▶ _GIVEN TASK_
Gather all lines from the material that contain "όντας".

▶ _ROWS_
○ ○ ○ ○

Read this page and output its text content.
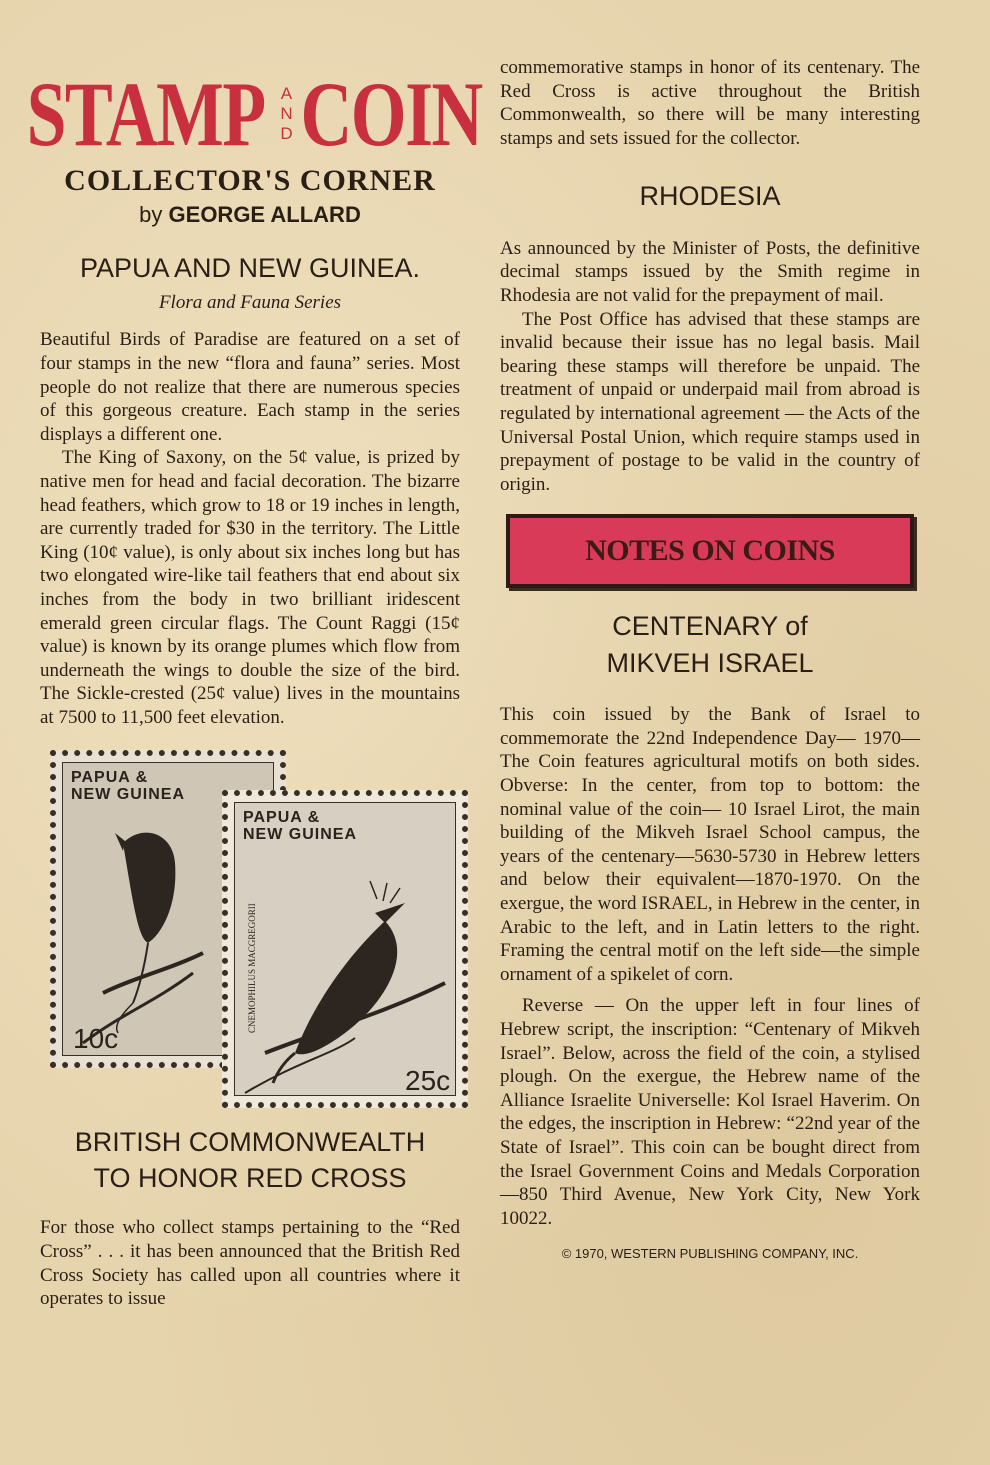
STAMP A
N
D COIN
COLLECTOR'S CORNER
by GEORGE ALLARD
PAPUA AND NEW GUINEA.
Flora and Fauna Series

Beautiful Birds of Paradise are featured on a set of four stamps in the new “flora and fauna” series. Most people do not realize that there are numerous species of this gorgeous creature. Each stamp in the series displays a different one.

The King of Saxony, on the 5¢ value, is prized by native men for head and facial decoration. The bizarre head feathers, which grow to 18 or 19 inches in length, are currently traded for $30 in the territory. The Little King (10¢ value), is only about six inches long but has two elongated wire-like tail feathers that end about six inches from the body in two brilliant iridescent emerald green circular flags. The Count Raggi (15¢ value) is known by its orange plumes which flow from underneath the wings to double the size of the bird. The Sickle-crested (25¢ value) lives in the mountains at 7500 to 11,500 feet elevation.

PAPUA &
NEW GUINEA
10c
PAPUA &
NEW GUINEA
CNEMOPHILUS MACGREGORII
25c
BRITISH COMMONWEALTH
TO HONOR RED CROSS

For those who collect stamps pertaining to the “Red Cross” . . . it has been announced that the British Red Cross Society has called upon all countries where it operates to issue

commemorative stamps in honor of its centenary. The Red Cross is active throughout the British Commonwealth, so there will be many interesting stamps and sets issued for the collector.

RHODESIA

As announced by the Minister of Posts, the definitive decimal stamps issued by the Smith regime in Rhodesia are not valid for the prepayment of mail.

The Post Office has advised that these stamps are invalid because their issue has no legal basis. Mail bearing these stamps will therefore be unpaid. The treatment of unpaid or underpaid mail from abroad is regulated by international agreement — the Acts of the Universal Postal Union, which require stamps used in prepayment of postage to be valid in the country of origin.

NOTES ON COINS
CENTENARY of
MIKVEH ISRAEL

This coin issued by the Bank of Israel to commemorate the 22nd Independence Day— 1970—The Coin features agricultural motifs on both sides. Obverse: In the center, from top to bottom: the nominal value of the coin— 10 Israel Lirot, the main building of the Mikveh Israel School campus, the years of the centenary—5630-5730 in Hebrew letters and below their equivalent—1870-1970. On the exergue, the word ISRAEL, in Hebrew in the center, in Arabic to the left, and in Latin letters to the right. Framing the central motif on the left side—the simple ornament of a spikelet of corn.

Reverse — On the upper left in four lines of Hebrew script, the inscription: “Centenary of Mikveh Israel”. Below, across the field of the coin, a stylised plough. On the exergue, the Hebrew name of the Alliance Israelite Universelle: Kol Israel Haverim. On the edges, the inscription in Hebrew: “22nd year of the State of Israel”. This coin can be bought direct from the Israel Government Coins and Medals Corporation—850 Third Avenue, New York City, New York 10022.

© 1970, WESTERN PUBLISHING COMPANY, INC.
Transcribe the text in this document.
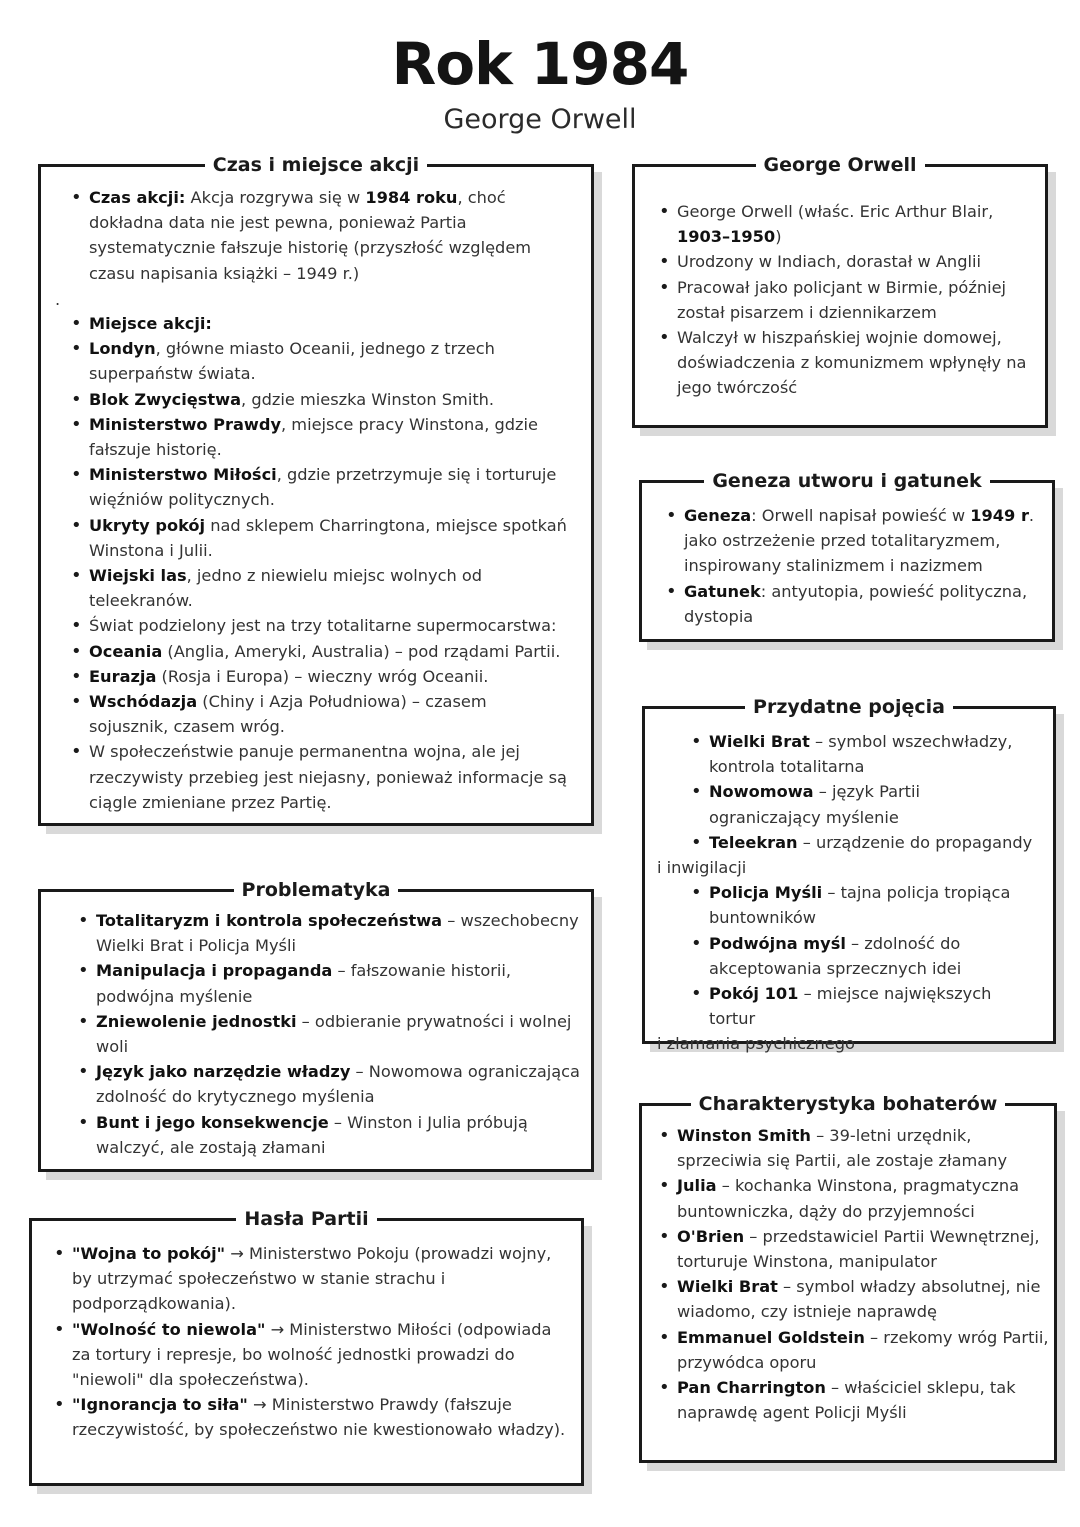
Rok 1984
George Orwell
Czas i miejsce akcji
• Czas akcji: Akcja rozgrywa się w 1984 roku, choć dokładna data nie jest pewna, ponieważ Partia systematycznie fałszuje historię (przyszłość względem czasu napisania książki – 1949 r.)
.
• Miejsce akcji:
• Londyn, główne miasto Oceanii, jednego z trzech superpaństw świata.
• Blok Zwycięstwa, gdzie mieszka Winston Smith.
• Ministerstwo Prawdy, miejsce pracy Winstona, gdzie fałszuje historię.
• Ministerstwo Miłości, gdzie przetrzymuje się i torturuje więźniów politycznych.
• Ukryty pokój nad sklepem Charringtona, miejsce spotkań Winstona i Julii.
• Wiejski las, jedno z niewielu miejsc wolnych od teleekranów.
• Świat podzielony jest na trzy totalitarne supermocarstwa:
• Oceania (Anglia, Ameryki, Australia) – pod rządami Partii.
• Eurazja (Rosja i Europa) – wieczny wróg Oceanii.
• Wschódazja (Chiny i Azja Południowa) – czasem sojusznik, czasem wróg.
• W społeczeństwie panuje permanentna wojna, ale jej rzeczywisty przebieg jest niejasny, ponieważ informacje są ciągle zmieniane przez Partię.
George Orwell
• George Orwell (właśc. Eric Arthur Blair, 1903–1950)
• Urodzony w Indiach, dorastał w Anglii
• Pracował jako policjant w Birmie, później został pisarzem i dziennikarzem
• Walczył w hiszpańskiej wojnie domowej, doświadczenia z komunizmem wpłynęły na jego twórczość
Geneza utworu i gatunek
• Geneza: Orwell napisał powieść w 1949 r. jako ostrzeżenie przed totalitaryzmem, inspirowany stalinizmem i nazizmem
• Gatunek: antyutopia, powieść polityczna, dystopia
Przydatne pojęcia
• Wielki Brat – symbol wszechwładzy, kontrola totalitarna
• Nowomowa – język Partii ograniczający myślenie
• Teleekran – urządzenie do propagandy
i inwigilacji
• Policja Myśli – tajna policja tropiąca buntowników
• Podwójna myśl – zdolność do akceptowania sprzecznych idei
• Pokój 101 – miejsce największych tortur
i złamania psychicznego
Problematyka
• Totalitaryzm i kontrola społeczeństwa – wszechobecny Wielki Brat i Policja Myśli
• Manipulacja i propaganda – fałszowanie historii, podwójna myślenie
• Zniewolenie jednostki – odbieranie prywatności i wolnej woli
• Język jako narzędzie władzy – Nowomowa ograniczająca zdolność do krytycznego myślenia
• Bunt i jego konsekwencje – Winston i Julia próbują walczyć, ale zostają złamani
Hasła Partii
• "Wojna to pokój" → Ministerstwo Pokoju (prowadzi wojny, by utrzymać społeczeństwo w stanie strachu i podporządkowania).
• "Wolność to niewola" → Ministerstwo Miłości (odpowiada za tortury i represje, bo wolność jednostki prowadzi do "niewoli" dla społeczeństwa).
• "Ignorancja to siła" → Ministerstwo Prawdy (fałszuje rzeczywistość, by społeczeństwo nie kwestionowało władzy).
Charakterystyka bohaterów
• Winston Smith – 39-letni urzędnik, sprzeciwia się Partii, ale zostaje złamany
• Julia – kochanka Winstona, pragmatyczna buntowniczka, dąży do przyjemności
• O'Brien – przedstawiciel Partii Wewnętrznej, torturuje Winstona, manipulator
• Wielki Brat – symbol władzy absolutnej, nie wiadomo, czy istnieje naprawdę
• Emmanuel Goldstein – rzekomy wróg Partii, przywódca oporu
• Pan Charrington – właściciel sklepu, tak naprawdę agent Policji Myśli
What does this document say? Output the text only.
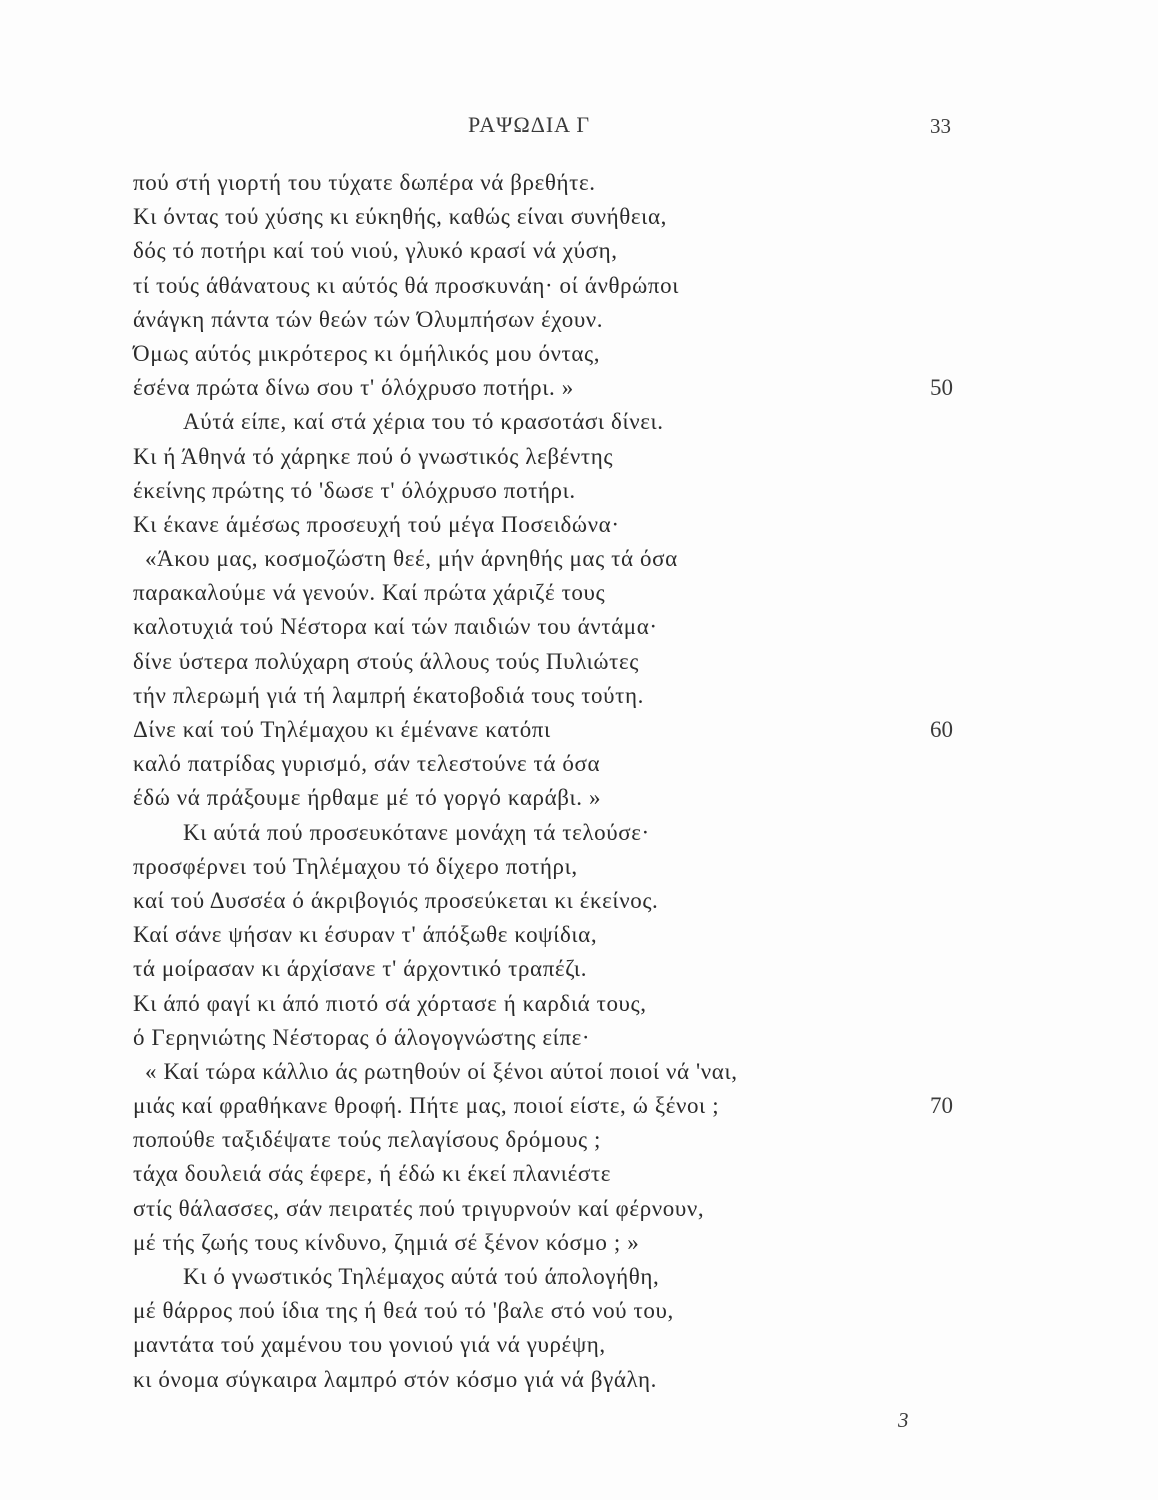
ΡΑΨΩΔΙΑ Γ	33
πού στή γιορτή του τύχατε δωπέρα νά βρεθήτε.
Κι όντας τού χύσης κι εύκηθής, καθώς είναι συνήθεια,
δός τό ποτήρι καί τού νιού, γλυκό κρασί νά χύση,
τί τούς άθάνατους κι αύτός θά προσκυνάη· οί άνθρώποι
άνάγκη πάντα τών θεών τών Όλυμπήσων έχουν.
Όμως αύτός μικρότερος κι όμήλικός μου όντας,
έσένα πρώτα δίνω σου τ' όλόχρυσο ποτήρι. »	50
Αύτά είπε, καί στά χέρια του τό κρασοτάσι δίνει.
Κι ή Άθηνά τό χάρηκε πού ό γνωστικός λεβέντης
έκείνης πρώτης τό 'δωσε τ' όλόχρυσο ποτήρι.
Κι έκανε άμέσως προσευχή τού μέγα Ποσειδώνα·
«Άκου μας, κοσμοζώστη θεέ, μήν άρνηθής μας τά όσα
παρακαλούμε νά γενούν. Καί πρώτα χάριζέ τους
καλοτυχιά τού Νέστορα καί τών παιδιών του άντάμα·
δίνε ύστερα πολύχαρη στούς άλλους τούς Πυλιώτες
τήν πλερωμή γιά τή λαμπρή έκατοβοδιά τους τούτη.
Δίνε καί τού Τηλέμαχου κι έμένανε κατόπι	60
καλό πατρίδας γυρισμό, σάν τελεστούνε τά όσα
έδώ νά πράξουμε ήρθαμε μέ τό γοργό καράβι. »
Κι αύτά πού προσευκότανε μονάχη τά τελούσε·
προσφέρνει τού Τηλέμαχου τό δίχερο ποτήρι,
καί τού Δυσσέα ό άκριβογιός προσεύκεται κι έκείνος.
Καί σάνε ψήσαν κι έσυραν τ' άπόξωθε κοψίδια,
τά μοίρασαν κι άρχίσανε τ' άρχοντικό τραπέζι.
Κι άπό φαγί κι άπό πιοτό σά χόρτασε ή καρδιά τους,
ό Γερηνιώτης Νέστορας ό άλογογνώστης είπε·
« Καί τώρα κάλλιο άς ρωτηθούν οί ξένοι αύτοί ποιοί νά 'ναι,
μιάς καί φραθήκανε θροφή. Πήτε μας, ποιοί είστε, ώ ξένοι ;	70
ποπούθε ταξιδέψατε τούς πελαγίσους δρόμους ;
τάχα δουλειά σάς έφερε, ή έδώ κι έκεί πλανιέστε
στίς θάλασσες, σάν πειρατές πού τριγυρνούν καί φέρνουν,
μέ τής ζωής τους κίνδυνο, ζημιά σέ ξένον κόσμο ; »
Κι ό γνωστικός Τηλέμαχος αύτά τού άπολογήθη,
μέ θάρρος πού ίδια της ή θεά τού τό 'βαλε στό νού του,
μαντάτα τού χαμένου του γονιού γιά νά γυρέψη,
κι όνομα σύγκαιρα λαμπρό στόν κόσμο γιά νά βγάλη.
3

○ ○ ○ ○

▶ _SOLUTION TO THE EXERCISE_
Κι όντας τού χύσης κι εύκηθής, καθώς είναι συνήθεια,
Όμως αύτός μικρότερος κι όμήλικός μου όντας,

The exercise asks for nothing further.